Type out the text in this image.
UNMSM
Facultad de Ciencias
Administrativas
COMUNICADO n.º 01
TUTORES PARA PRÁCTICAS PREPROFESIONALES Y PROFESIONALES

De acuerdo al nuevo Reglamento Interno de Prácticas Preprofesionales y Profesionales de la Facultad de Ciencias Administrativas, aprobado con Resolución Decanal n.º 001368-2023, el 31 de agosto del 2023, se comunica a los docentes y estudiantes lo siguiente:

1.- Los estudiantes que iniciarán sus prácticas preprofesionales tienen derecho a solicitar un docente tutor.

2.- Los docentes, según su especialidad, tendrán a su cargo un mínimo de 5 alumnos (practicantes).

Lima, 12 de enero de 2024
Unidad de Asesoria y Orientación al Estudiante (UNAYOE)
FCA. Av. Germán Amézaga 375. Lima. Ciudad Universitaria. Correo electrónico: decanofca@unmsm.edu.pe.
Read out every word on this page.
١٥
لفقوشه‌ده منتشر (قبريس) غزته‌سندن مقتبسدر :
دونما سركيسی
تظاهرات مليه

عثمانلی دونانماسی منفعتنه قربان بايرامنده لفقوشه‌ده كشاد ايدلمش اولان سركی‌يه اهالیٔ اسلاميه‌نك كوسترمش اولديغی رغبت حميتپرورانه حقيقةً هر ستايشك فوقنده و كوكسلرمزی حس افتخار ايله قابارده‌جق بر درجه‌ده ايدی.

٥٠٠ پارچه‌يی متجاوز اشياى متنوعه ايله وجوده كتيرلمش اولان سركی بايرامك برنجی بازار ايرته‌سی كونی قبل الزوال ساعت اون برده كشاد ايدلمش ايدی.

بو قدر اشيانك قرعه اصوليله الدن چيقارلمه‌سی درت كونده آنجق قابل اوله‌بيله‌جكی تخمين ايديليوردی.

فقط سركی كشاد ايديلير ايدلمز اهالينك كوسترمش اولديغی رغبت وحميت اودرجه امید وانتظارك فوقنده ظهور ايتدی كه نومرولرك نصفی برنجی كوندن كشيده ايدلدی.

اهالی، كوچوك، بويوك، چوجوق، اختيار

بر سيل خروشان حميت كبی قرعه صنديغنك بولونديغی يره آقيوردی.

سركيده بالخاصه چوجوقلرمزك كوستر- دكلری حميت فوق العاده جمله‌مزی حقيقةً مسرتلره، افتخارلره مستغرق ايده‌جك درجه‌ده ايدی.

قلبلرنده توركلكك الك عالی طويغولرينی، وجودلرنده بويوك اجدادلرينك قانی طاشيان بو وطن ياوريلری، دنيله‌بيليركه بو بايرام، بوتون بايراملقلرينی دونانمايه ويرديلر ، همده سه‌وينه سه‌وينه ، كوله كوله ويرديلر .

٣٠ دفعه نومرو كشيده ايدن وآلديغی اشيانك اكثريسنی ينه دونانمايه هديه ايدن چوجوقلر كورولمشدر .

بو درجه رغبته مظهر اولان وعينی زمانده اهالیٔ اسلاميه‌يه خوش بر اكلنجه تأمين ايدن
==============================
Directive: Show every line in the records above that contains the word "Ciencias".

Worked solution:
Facultad de Ciencias
De acuerdo al nuevo Reglamento Interno de Prácticas Preprofesionales y Profesionales de la Facultad de Ciencias Administrativas, aprobado con Resolución Decanal n.º 001368-2023, el 31 de agosto del 2023, se comunica a los docentes y estudiantes lo siguiente:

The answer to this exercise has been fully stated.